**REQUIREMENTS**
Reproduce the following lines verbatim, keeping every character and the original order unchanged.

• • • •

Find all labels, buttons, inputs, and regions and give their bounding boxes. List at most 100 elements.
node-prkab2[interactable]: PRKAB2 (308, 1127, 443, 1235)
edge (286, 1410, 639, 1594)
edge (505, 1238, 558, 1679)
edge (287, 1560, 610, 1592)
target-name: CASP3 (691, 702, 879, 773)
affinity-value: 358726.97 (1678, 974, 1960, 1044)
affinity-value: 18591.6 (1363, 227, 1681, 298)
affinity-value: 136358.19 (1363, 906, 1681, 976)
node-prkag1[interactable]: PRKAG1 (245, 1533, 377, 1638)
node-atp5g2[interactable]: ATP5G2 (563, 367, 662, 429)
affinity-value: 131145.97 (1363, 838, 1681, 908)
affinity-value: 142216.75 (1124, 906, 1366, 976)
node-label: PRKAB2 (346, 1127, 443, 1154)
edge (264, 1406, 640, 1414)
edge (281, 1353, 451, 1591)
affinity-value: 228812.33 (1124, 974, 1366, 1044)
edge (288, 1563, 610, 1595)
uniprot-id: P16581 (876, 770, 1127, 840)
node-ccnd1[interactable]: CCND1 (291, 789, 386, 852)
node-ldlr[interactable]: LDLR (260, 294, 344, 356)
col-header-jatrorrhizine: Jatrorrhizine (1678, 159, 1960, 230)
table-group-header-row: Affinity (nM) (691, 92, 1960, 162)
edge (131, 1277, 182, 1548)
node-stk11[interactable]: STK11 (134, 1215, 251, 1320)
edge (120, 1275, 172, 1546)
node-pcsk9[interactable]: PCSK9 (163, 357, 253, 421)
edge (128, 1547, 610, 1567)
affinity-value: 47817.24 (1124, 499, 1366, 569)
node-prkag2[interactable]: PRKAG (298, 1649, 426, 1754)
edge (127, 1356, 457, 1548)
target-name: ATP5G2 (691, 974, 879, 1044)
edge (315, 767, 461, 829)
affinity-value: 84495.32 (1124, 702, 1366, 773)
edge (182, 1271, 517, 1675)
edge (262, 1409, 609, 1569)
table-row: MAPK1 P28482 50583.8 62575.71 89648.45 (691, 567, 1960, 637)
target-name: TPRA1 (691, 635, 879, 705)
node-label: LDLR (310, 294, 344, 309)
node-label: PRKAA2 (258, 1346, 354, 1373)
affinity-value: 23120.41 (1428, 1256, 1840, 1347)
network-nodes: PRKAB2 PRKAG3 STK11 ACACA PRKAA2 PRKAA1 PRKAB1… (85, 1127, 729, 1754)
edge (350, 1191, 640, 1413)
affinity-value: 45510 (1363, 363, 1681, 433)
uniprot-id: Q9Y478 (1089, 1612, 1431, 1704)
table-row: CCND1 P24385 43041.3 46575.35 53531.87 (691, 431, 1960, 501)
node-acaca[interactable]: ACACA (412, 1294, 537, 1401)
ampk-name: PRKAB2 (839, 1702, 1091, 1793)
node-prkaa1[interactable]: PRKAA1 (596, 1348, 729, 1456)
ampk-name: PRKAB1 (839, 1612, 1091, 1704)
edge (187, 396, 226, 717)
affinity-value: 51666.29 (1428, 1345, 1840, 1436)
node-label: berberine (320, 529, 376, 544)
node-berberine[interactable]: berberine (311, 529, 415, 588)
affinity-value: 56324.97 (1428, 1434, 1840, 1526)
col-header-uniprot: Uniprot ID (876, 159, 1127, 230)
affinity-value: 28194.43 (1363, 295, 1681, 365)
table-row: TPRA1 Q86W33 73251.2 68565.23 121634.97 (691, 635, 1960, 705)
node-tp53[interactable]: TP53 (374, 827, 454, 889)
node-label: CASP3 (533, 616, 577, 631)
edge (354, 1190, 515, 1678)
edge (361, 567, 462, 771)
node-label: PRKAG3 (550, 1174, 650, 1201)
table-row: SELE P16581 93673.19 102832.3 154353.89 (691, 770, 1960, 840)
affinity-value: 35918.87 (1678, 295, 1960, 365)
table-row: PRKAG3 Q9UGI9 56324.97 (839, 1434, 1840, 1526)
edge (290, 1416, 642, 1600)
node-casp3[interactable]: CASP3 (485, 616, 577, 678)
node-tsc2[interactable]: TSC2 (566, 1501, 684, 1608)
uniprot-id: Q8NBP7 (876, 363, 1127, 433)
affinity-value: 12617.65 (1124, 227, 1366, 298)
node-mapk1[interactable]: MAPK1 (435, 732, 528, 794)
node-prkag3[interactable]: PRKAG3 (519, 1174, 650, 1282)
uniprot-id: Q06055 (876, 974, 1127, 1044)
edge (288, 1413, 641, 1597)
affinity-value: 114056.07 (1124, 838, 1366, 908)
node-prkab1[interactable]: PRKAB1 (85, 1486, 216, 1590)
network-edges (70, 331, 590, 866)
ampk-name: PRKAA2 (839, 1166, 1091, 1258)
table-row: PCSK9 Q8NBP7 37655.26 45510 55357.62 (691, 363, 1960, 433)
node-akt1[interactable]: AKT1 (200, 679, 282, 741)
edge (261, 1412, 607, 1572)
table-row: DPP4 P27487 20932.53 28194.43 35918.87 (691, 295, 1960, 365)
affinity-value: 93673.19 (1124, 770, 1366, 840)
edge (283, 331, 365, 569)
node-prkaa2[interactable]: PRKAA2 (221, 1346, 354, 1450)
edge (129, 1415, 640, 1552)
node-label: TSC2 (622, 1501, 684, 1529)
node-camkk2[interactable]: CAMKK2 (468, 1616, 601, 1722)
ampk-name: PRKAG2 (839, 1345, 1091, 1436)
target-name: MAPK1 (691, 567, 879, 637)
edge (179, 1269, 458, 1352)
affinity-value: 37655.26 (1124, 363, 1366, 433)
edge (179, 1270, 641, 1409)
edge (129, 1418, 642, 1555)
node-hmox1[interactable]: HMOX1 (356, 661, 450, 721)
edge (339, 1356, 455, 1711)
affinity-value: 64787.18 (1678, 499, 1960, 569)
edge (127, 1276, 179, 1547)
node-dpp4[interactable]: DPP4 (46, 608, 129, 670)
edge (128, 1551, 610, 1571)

• • • •

**ANSWER**
Find all labels, buttons, inputs, and regions and give their bounding boxes. List at most 100 elements.
node-prkab2[interactable]: PRKAB2 (308, 1127, 443, 1235)
edge (286, 1410, 639, 1594)
edge (505, 1238, 558, 1679)
edge (287, 1560, 610, 1592)
target-name: CASP3 (691, 702, 879, 773)
affinity-value: 358726.97 (1678, 974, 1960, 1044)
affinity-value: 18591.6 (1363, 227, 1681, 298)
affinity-value: 136358.19 (1363, 906, 1681, 976)
node-prkag1[interactable]: PRKAG1 (245, 1533, 377, 1638)
node-atp5g2[interactable]: ATP5G2 (563, 367, 662, 429)
affinity-value: 131145.97 (1363, 838, 1681, 908)
affinity-value: 142216.75 (1124, 906, 1366, 976)
node-label: PRKAB2 (346, 1127, 443, 1154)
edge (264, 1406, 640, 1414)
edge (281, 1353, 451, 1591)
affinity-value: 228812.33 (1124, 974, 1366, 1044)
edge (288, 1563, 610, 1595)
uniprot-id: P16581 (876, 770, 1127, 840)
node-ccnd1[interactable]: CCND1 (291, 789, 386, 852)
node-ldlr[interactable]: LDLR (260, 294, 344, 356)
col-header-jatrorrhizine: Jatrorrhizine (1678, 159, 1960, 230)
table-group-header-row: Affinity (nM) (691, 92, 1960, 162)
edge (131, 1277, 182, 1548)
node-stk11[interactable]: STK11 (134, 1215, 251, 1320)
edge (120, 1275, 172, 1546)
node-pcsk9[interactable]: PCSK9 (163, 357, 253, 421)
edge (128, 1547, 610, 1567)
affinity-value: 47817.24 (1124, 499, 1366, 569)
node-prkag2[interactable]: PRKAG (298, 1649, 426, 1754)
edge (127, 1356, 457, 1548)
target-name: ATP5G2 (691, 974, 879, 1044)
edge (315, 767, 461, 829)
affinity-value: 84495.32 (1124, 702, 1366, 773)
edge (182, 1271, 517, 1675)
edge (262, 1409, 609, 1569)
table-row: MAPK1 P28482 50583.8 62575.71 89648.45 (691, 567, 1960, 637)
target-name: TPRA1 (691, 635, 879, 705)
node-label: LDLR (310, 294, 344, 309)
node-label: PRKAA2 (258, 1346, 354, 1373)
affinity-value: 23120.41 (1428, 1256, 1840, 1347)
network-nodes: PRKAB2 PRKAG3 STK11 ACACA PRKAA2 PRKAA1 PRKAB1… (85, 1127, 729, 1754)
edge (350, 1191, 640, 1413)
affinity-value: 45510 (1363, 363, 1681, 433)
uniprot-id: Q9Y478 (1089, 1612, 1431, 1704)
table-row: CCND1 P24385 43041.3 46575.35 53531.87 (691, 431, 1960, 501)
node-acaca[interactable]: ACACA (412, 1294, 537, 1401)
ampk-name: PRKAB2 (839, 1702, 1091, 1793)
node-prkaa1[interactable]: PRKAA1 (596, 1348, 729, 1456)
ampk-name: PRKAB1 (839, 1612, 1091, 1704)
edge (187, 396, 226, 717)
affinity-value: 51666.29 (1428, 1345, 1840, 1436)
node-label: berberine (320, 529, 376, 544)
node-berberine[interactable]: berberine (311, 529, 415, 588)
affinity-value: 56324.97 (1428, 1434, 1840, 1526)
col-header-uniprot: Uniprot ID (876, 159, 1127, 230)
affinity-value: 28194.43 (1363, 295, 1681, 365)
table-row: TPRA1 Q86W33 73251.2 68565.23 121634.97 (691, 635, 1960, 705)
node-tp53[interactable]: TP53 (374, 827, 454, 889)
node-label: CASP3 (533, 616, 577, 631)
edge (354, 1190, 515, 1678)
edge (361, 567, 462, 771)
node-label: PRKAG3 (550, 1174, 650, 1201)
table-row: SELE P16581 93673.19 102832.3 154353.89 (691, 770, 1960, 840)
affinity-value: 35918.87 (1678, 295, 1960, 365)
table-row: PRKAG3 Q9UGI9 56324.97 (839, 1434, 1840, 1526)
edge (290, 1416, 642, 1600)
node-casp3[interactable]: CASP3 (485, 616, 577, 678)
node-tsc2[interactable]: TSC2 (566, 1501, 684, 1608)
uniprot-id: Q8NBP7 (876, 363, 1127, 433)
affinity-value: 12617.65 (1124, 227, 1366, 298)
node-mapk1[interactable]: MAPK1 (435, 732, 528, 794)
node-prkag3[interactable]: PRKAG3 (519, 1174, 650, 1282)
uniprot-id: Q06055 (876, 974, 1127, 1044)
edge (288, 1413, 641, 1597)
affinity-value: 114056.07 (1124, 838, 1366, 908)
node-prkab1[interactable]: PRKAB1 (85, 1486, 216, 1590)
network-edges (70, 331, 590, 866)
ampk-name: PRKAA2 (839, 1166, 1091, 1258)
table-row: PCSK9 Q8NBP7 37655.26 45510 55357.62 (691, 363, 1960, 433)
node-akt1[interactable]: AKT1 (200, 679, 282, 741)
edge (261, 1412, 607, 1572)
table-row: DPP4 P27487 20932.53 28194.43 35918.87 (691, 295, 1960, 365)
affinity-value: 93673.19 (1124, 770, 1366, 840)
edge (283, 331, 365, 569)
node-prkaa2[interactable]: PRKAA2 (221, 1346, 354, 1450)
edge (129, 1415, 640, 1552)
node-label: TSC2 (622, 1501, 684, 1529)
node-camkk2[interactable]: CAMKK2 (468, 1616, 601, 1722)
ampk-name: PRKAG2 (839, 1345, 1091, 1436)
target-name: MAPK1 (691, 567, 879, 637)
edge (179, 1269, 458, 1352)
affinity-value: 37655.26 (1124, 363, 1366, 433)
edge (179, 1270, 641, 1409)
edge (129, 1418, 642, 1555)
node-hmox1[interactable]: HMOX1 (356, 661, 450, 721)
edge (339, 1356, 455, 1711)
affinity-value: 64787.18 (1678, 499, 1960, 569)
edge (127, 1276, 179, 1547)
node-dpp4[interactable]: DPP4 (46, 608, 129, 670)
edge (128, 1551, 610, 1571)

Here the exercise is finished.